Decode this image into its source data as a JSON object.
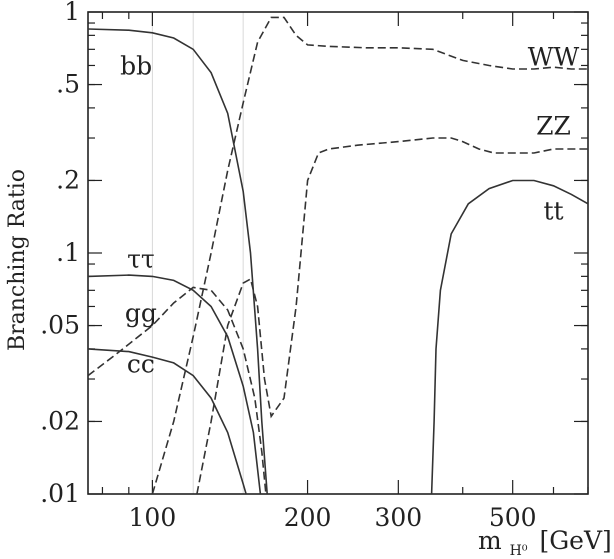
{
  "chart_data": {
    "type": "line",
    "title": "",
    "xlabel_main": "m",
    "xlabel_sub": "H⁰",
    "xlabel_unit": "[GeV]",
    "ylabel": "Branching Ratio",
    "x_scale": "log",
    "y_scale": "log",
    "xlim": [
      75,
      700
    ],
    "ylim": [
      0.01,
      1
    ],
    "xticks": [
      {
        "value": 100,
        "label": "100"
      },
      {
        "value": 200,
        "label": "200"
      },
      {
        "value": 300,
        "label": "300"
      },
      {
        "value": 500,
        "label": "500"
      }
    ],
    "yticks": [
      {
        "value": 1,
        "label": "1"
      },
      {
        "value": 0.5,
        "label": ".5"
      },
      {
        "value": 0.2,
        "label": ".2"
      },
      {
        "value": 0.1,
        "label": ".1"
      },
      {
        "value": 0.05,
        "label": ".05"
      },
      {
        "value": 0.02,
        "label": ".02"
      },
      {
        "value": 0.01,
        "label": ".01"
      }
    ],
    "grid": false,
    "series": [
      {
        "name": "bb",
        "style": "solid",
        "label_at": [
          93,
          0.55
        ],
        "points": [
          [
            75,
            0.85
          ],
          [
            90,
            0.84
          ],
          [
            100,
            0.82
          ],
          [
            110,
            0.78
          ],
          [
            120,
            0.7
          ],
          [
            130,
            0.56
          ],
          [
            140,
            0.38
          ],
          [
            150,
            0.18
          ],
          [
            155,
            0.1
          ],
          [
            160,
            0.04
          ],
          [
            163,
            0.02
          ],
          [
            167,
            0.01
          ]
        ]
      },
      {
        "name": "ττ",
        "style": "solid",
        "label_at": [
          95,
          0.087
        ],
        "points": [
          [
            75,
            0.08
          ],
          [
            90,
            0.081
          ],
          [
            100,
            0.08
          ],
          [
            110,
            0.077
          ],
          [
            120,
            0.07
          ],
          [
            130,
            0.06
          ],
          [
            140,
            0.045
          ],
          [
            150,
            0.028
          ],
          [
            157,
            0.018
          ],
          [
            162,
            0.01
          ]
        ]
      },
      {
        "name": "cc",
        "style": "solid",
        "label_at": [
          95,
          0.032
        ],
        "points": [
          [
            75,
            0.04
          ],
          [
            90,
            0.039
          ],
          [
            100,
            0.037
          ],
          [
            110,
            0.035
          ],
          [
            120,
            0.031
          ],
          [
            130,
            0.025
          ],
          [
            140,
            0.018
          ],
          [
            150,
            0.011
          ],
          [
            152,
            0.01
          ]
        ]
      },
      {
        "name": "gg",
        "style": "dashed",
        "label_at": [
          95,
          0.052
        ],
        "points": [
          [
            75,
            0.031
          ],
          [
            85,
            0.038
          ],
          [
            100,
            0.05
          ],
          [
            110,
            0.062
          ],
          [
            120,
            0.072
          ],
          [
            130,
            0.07
          ],
          [
            140,
            0.058
          ],
          [
            150,
            0.04
          ],
          [
            158,
            0.025
          ],
          [
            163,
            0.015
          ],
          [
            166,
            0.01
          ]
        ]
      },
      {
        "name": "WW",
        "style": "dashed",
        "label_at": [
          600,
          0.6
        ],
        "points": [
          [
            100,
            0.01
          ],
          [
            110,
            0.02
          ],
          [
            120,
            0.045
          ],
          [
            130,
            0.1
          ],
          [
            140,
            0.22
          ],
          [
            150,
            0.42
          ],
          [
            160,
            0.75
          ],
          [
            170,
            0.95
          ],
          [
            180,
            0.95
          ],
          [
            190,
            0.8
          ],
          [
            200,
            0.73
          ],
          [
            220,
            0.72
          ],
          [
            260,
            0.71
          ],
          [
            300,
            0.71
          ],
          [
            350,
            0.7
          ],
          [
            400,
            0.63
          ],
          [
            450,
            0.6
          ],
          [
            500,
            0.58
          ],
          [
            550,
            0.58
          ],
          [
            600,
            0.59
          ],
          [
            650,
            0.58
          ],
          [
            700,
            0.58
          ]
        ]
      },
      {
        "name": "ZZ",
        "style": "dashed",
        "label_at": [
          600,
          0.31
        ],
        "points": [
          [
            122,
            0.01
          ],
          [
            130,
            0.02
          ],
          [
            140,
            0.05
          ],
          [
            150,
            0.075
          ],
          [
            155,
            0.078
          ],
          [
            160,
            0.06
          ],
          [
            165,
            0.03
          ],
          [
            170,
            0.021
          ],
          [
            180,
            0.025
          ],
          [
            190,
            0.06
          ],
          [
            200,
            0.2
          ],
          [
            210,
            0.26
          ],
          [
            220,
            0.27
          ],
          [
            250,
            0.28
          ],
          [
            300,
            0.29
          ],
          [
            350,
            0.3
          ],
          [
            380,
            0.3
          ],
          [
            400,
            0.29
          ],
          [
            430,
            0.27
          ],
          [
            460,
            0.26
          ],
          [
            500,
            0.26
          ],
          [
            550,
            0.26
          ],
          [
            600,
            0.27
          ],
          [
            650,
            0.27
          ],
          [
            700,
            0.27
          ]
        ]
      },
      {
        "name": "tt",
        "style": "solid",
        "label_at": [
          600,
          0.138
        ],
        "points": [
          [
            348,
            0.01
          ],
          [
            352,
            0.02
          ],
          [
            355,
            0.04
          ],
          [
            362,
            0.07
          ],
          [
            380,
            0.12
          ],
          [
            410,
            0.16
          ],
          [
            450,
            0.185
          ],
          [
            500,
            0.2
          ],
          [
            550,
            0.2
          ],
          [
            600,
            0.19
          ],
          [
            650,
            0.175
          ],
          [
            700,
            0.16
          ]
        ]
      }
    ]
  }
}
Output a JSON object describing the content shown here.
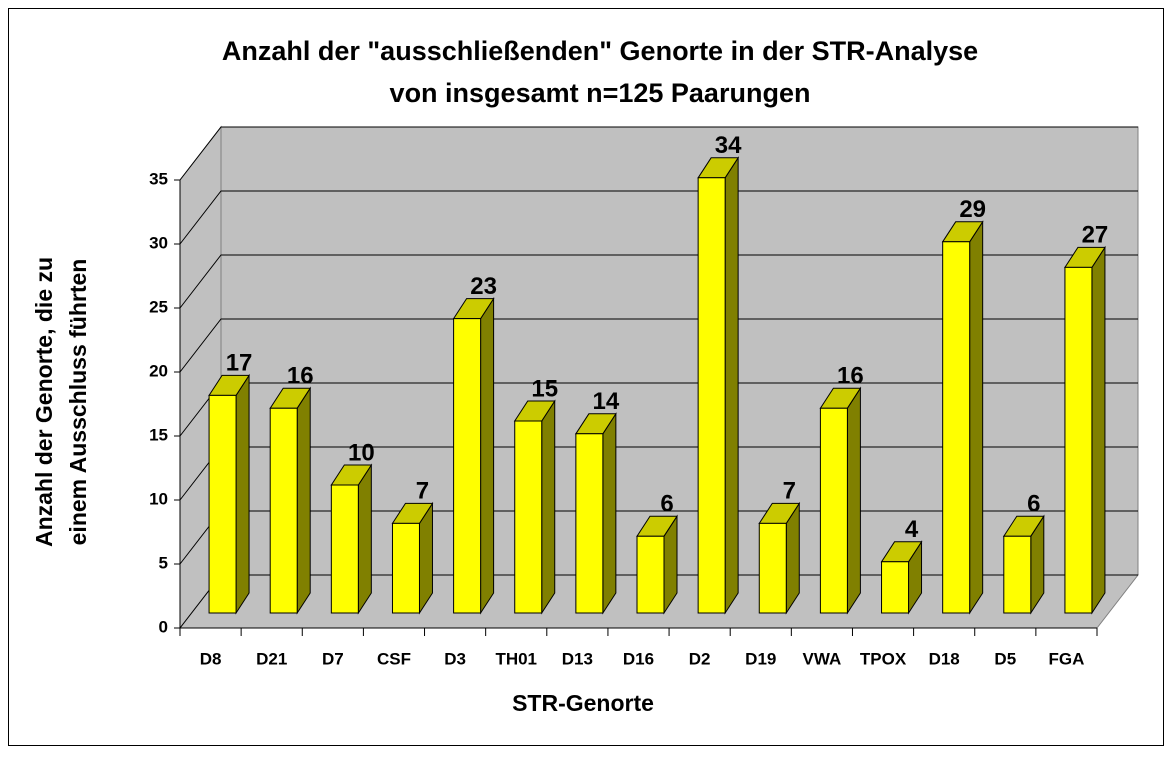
{
  "chart_data": {
    "type": "bar3d",
    "title": [
      "Anzahl der \"ausschließenden\" Genorte in der STR-Analyse",
      "von insgesamt n=125 Paarungen"
    ],
    "xlabel": "STR-Genorte",
    "ylabel": [
      "Anzahl der Genorte, die zu",
      "einem Ausschluss führten"
    ],
    "categories": [
      "D8",
      "D21",
      "D7",
      "CSF",
      "D3",
      "TH01",
      "D13",
      "D16",
      "D2",
      "D19",
      "VWA",
      "TPOX",
      "D18",
      "D5",
      "FGA"
    ],
    "values": [
      17,
      16,
      10,
      7,
      23,
      15,
      14,
      6,
      34,
      7,
      16,
      4,
      29,
      6,
      27
    ],
    "color": "#ffff00",
    "ylim": [
      0,
      35
    ],
    "yticks": [
      0,
      5,
      10,
      15,
      20,
      25,
      30,
      35
    ],
    "grid": true
  }
}
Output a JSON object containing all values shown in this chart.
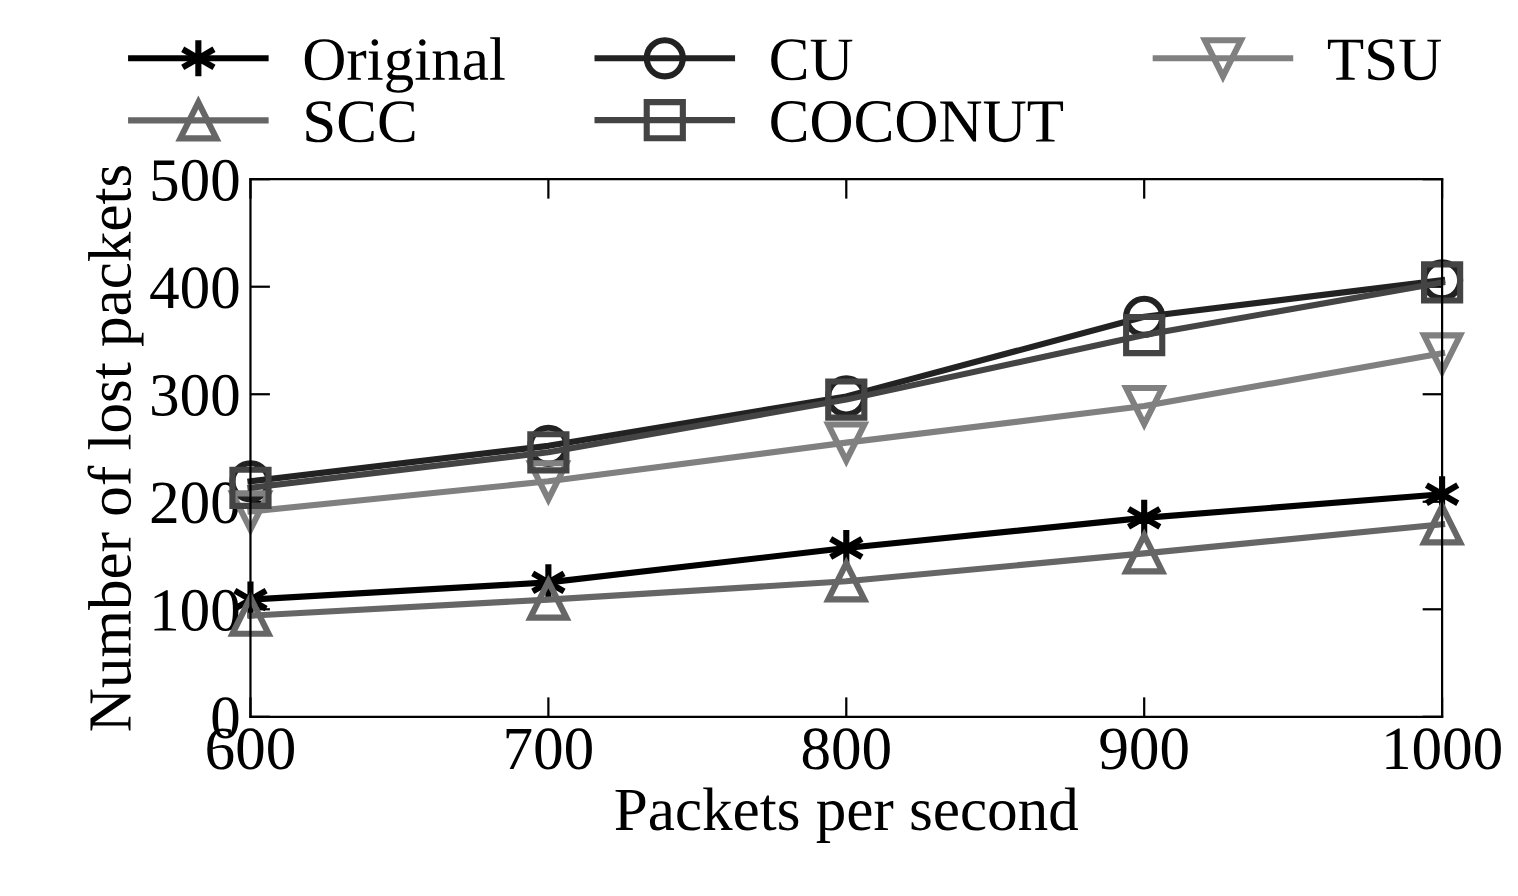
{
  "chart_data": {
    "type": "line",
    "xlabel": "Packets per second",
    "ylabel": "Number of lost packets",
    "x": [
      600,
      700,
      800,
      900,
      1000
    ],
    "series": [
      {
        "name": "Original",
        "color": "#000000",
        "marker": "cross",
        "values": [
          109,
          125,
          157,
          185,
          207
        ]
      },
      {
        "name": "CU",
        "color": "#222222",
        "marker": "circle",
        "values": [
          219,
          252,
          298,
          372,
          406
        ]
      },
      {
        "name": "TSU",
        "color": "#808080",
        "marker": "triangle_down",
        "values": [
          191,
          219,
          255,
          289,
          338
        ]
      },
      {
        "name": "SCC",
        "color": "#666666",
        "marker": "triangle",
        "values": [
          94,
          109,
          126,
          152,
          179
        ]
      },
      {
        "name": "COCONUT",
        "color": "#444444",
        "marker": "square",
        "values": [
          213,
          246,
          295,
          355,
          404
        ]
      }
    ],
    "xlim": [
      600,
      1000
    ],
    "xticks": [
      600,
      700,
      800,
      900,
      1000
    ],
    "ylim": [
      0,
      500
    ],
    "yticks": [
      0,
      100,
      200,
      300,
      400,
      500
    ],
    "grid": false,
    "legend": "top",
    "line_style": "solid"
  }
}
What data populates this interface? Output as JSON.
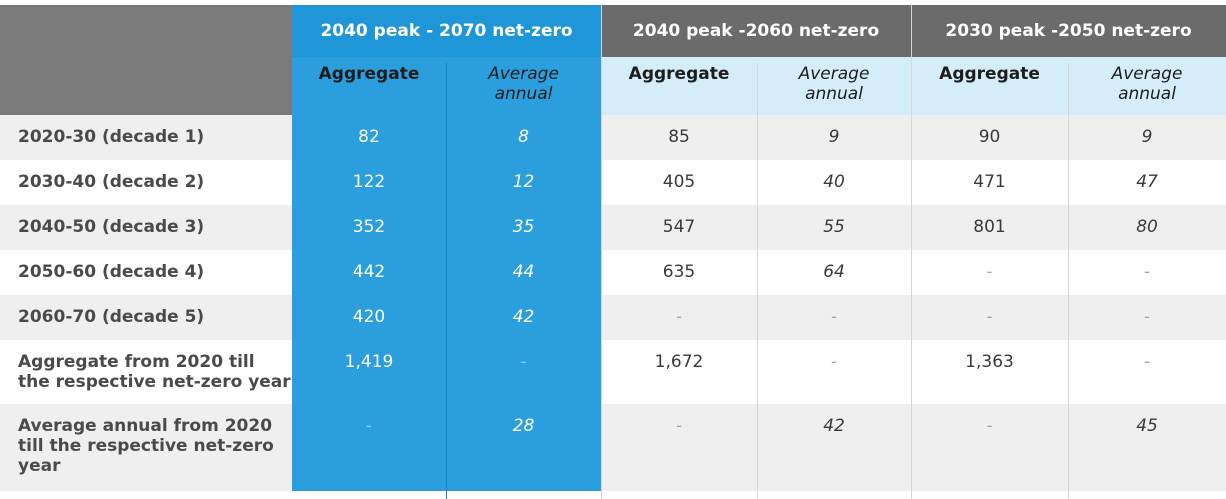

DESCRIPTION OF THE TASK
Look through the entries above and report the number of lines that contain "name". Write only the number.

RESPONSE
12